• _Written problem_:
Copy every record exactly, and keep the pictures out.

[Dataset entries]

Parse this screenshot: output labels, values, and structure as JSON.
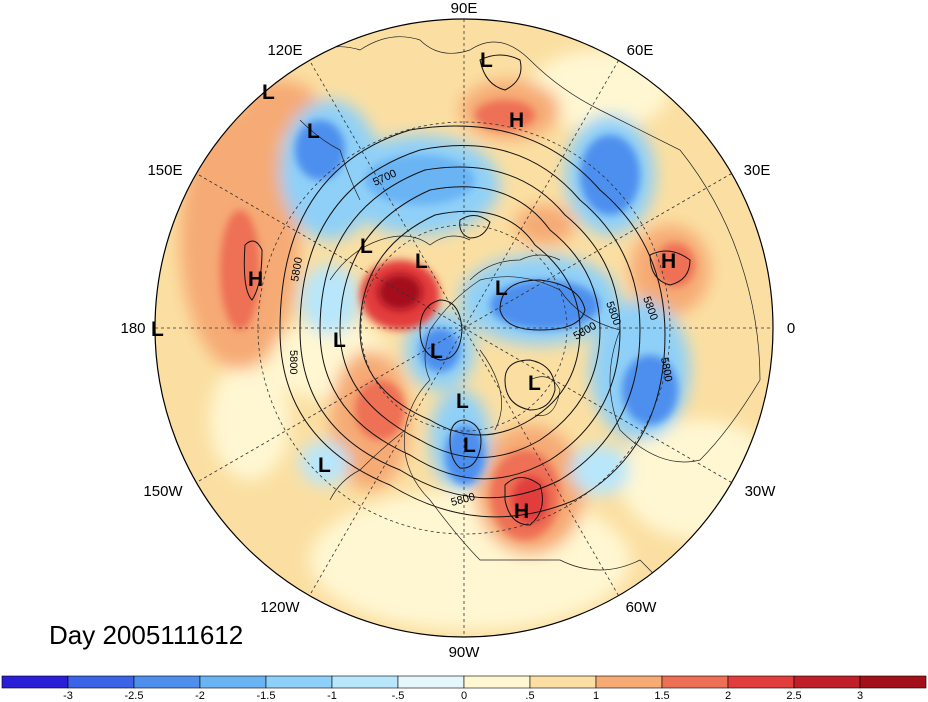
{
  "title": "Day 2005111612",
  "longitude_labels": [
    "90E",
    "60E",
    "30E",
    "0",
    "30W",
    "60W",
    "90W",
    "120W",
    "150W",
    "180",
    "150E",
    "120E"
  ],
  "contour_labels": [
    "5700",
    "5800",
    "5800",
    "5800",
    "5800",
    "5800",
    "5800",
    "5800"
  ],
  "centers": [
    "L",
    "H",
    "L",
    "L",
    "L",
    "H",
    "L",
    "L",
    "H",
    "L",
    "L",
    "L",
    "L",
    "L",
    "L",
    "L",
    "L",
    "L",
    "L",
    "H"
  ],
  "colorbar": {
    "ticks": [
      "-3",
      "-2.5",
      "-2",
      "-1.5",
      "-1",
      "-.5",
      "0",
      ".5",
      "1",
      "1.5",
      "2",
      "2.5",
      "3"
    ],
    "colors": [
      "#2a1ed6",
      "#3a63e8",
      "#4e8fee",
      "#6ab4f4",
      "#8fd0f8",
      "#b8e6fb",
      "#e6f7fc",
      "#fff7d2",
      "#fbdfa2",
      "#f6aa74",
      "#ee7054",
      "#e23c3c",
      "#c01e28",
      "#a3101a"
    ]
  },
  "colors": {
    "warm": "#fbdfa2",
    "hot": "#e23c3c",
    "cold": "#4e8fee"
  }
}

• _Answer to the task_:
Parse this screenshot: output labels, values, and structure as JSON.
{
  "title": "Day 2005111612",
  "longitude_labels": [
    "90E",
    "60E",
    "30E",
    "0",
    "30W",
    "60W",
    "90W",
    "120W",
    "150W",
    "180",
    "150E",
    "120E"
  ],
  "contour_labels": [
    "5700",
    "5800",
    "5800",
    "5800",
    "5800",
    "5800",
    "5800",
    "5800"
  ],
  "centers": [
    "L",
    "H",
    "L",
    "L",
    "L",
    "H",
    "L",
    "L",
    "H",
    "L",
    "L",
    "L",
    "L",
    "L",
    "L",
    "L",
    "L",
    "L",
    "L",
    "H"
  ],
  "colorbar": {
    "ticks": [
      "-3",
      "-2.5",
      "-2",
      "-1.5",
      "-1",
      "-.5",
      "0",
      ".5",
      "1",
      "1.5",
      "2",
      "2.5",
      "3"
    ],
    "colors": [
      "#2a1ed6",
      "#3a63e8",
      "#4e8fee",
      "#6ab4f4",
      "#8fd0f8",
      "#b8e6fb",
      "#e6f7fc",
      "#fff7d2",
      "#fbdfa2",
      "#f6aa74",
      "#ee7054",
      "#e23c3c",
      "#c01e28",
      "#a3101a"
    ]
  },
  "colors": {
    "warm": "#fbdfa2",
    "hot": "#e23c3c",
    "cold": "#4e8fee"
  }
}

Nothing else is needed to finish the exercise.